- [Data records]:
···

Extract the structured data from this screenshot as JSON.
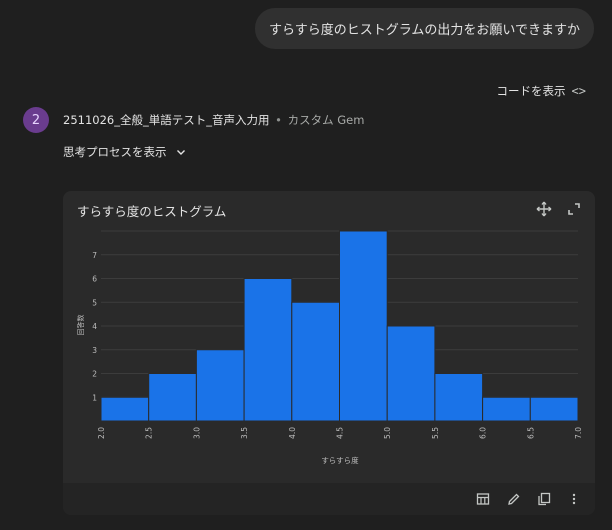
{
  "user_message": "すらすら度のヒストグラムの出力をお願いできますか",
  "show_code_label": "コードを表示",
  "gem": {
    "avatar_number": "2",
    "name": "2511026_全般_単語テスト_音声入力用",
    "separator": "•",
    "suffix": "カスタム Gem"
  },
  "thinking_label": "思考プロセスを表示",
  "colors": {
    "background": "#1f1f1f",
    "card": "#2a2a2a",
    "bar": "#1a73e8",
    "avatar": "#6a3c8e"
  },
  "icons": {
    "show_code": "code-brackets-icon",
    "thinking": "chevron-down-icon",
    "move": "move-icon",
    "expand": "expand-icon",
    "table": "table-icon",
    "edit": "pencil-icon",
    "copy": "copy-icon",
    "more": "more-vert-icon"
  },
  "chart_data": {
    "type": "bar",
    "title": "すらすら度のヒストグラム",
    "xlabel": "すらすら度",
    "ylabel": "回答数",
    "bin_edges": [
      2.0,
      2.5,
      3.0,
      3.5,
      4.0,
      4.5,
      5.0,
      5.5,
      6.0,
      6.5,
      7.0
    ],
    "values": [
      1,
      2,
      3,
      6,
      5,
      8,
      4,
      2,
      1,
      1
    ],
    "x_tick_labels": [
      "2.0",
      "2.5",
      "3.0",
      "3.5",
      "4.0",
      "4.5",
      "5.0",
      "5.5",
      "6.0",
      "6.5",
      "7.0"
    ],
    "y_tick_labels": [
      "1",
      "2",
      "3",
      "4",
      "5",
      "6",
      "7"
    ],
    "xlim": [
      2.0,
      7.0
    ],
    "ylim": [
      0,
      8
    ],
    "grid": true,
    "legend": false
  }
}
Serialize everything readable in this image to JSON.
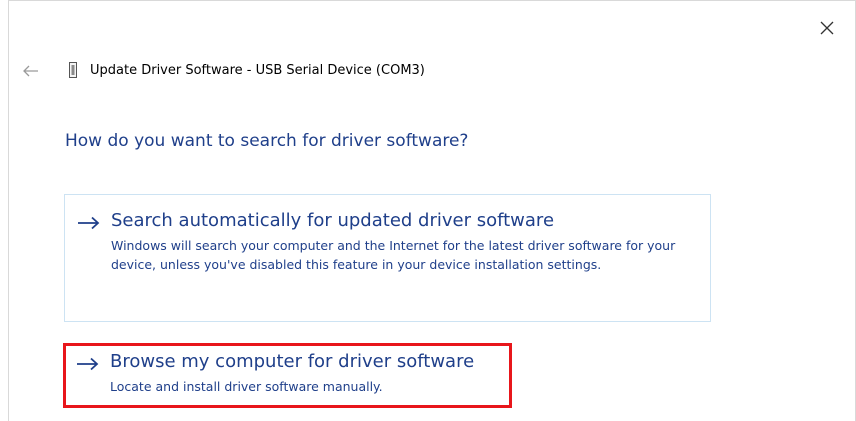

···

Give nothing but the number of lines containing the string "this".

- [Exercise output]:
2